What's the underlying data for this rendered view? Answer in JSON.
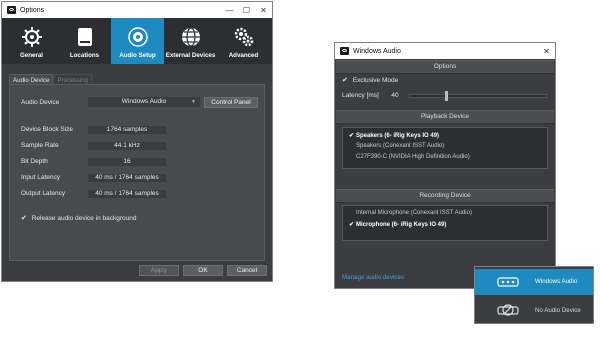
{
  "options": {
    "title": "Options",
    "window_buttons": [
      "—",
      "☐",
      "✕"
    ],
    "toolbar": [
      {
        "label": "General",
        "icon": "gear-sun-icon"
      },
      {
        "label": "Locations",
        "icon": "drive-icon"
      },
      {
        "label": "Audio Setup",
        "icon": "speaker-icon",
        "active": true
      },
      {
        "label": "External Devices",
        "icon": "globe-icon"
      },
      {
        "label": "Advanced",
        "icon": "gears-icon"
      }
    ],
    "tabs": [
      "Audio Device",
      "Processing"
    ],
    "audio_device_label": "Audio Device",
    "audio_device_value": "Windows Audio",
    "control_panel": "Control Panel",
    "rows": [
      {
        "label": "Device Block Size",
        "value": "1764 samples"
      },
      {
        "label": "Sample Rate",
        "value": "44.1 kHz"
      },
      {
        "label": "Bit Depth",
        "value": "16"
      },
      {
        "label": "Input Latency",
        "value": "40 ms / 1764 samples"
      },
      {
        "label": "Output Latency",
        "value": "40 ms / 1764 samples"
      }
    ],
    "release_label": "Release audio device in background",
    "apply": "Apply",
    "ok": "OK",
    "cancel": "Cancel"
  },
  "windows_audio": {
    "title": "Windows Audio",
    "close": "✕",
    "options_header": "Options",
    "exclusive_mode": "Exclusive Mode",
    "latency_label": "Latency [ms]",
    "latency_value": "40",
    "playback_header": "Playback Device",
    "playback_devices": [
      {
        "name": "Speakers (6- iRig Keys IO 49)",
        "selected": true
      },
      {
        "name": "Speakers (Conexant ISST Audio)",
        "selected": false
      },
      {
        "name": "C27F390-C (NVIDIA High Definition Audio)",
        "selected": false
      }
    ],
    "recording_header": "Recording Device",
    "recording_devices": [
      {
        "name": "Internal Microphone (Conexant ISST Audio)",
        "selected": false
      },
      {
        "name": "Microphone (6- iRig Keys IO 49)",
        "selected": true
      }
    ],
    "manage_link": "Manage audio devices"
  },
  "device_popup": {
    "items": [
      {
        "label": "Windows Audio",
        "icon": "audio-interface-icon",
        "active": true
      },
      {
        "label": "No Audio Device",
        "icon": "no-device-icon",
        "active": false
      }
    ]
  },
  "colors": {
    "accent": "#1d8ac0",
    "panel": "#3b3d40",
    "link": "#3fa1dd"
  }
}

_ _ _ _ _

*WHAT TO PRODUCE*. Using the records given above, list every line that includes the word "Speakers".

*RESPONSE TO THE EXERCISE*.
        "name": "Speakers (6- iRig Keys IO 49)",
        "name": "Speakers (Conexant ISST Audio)",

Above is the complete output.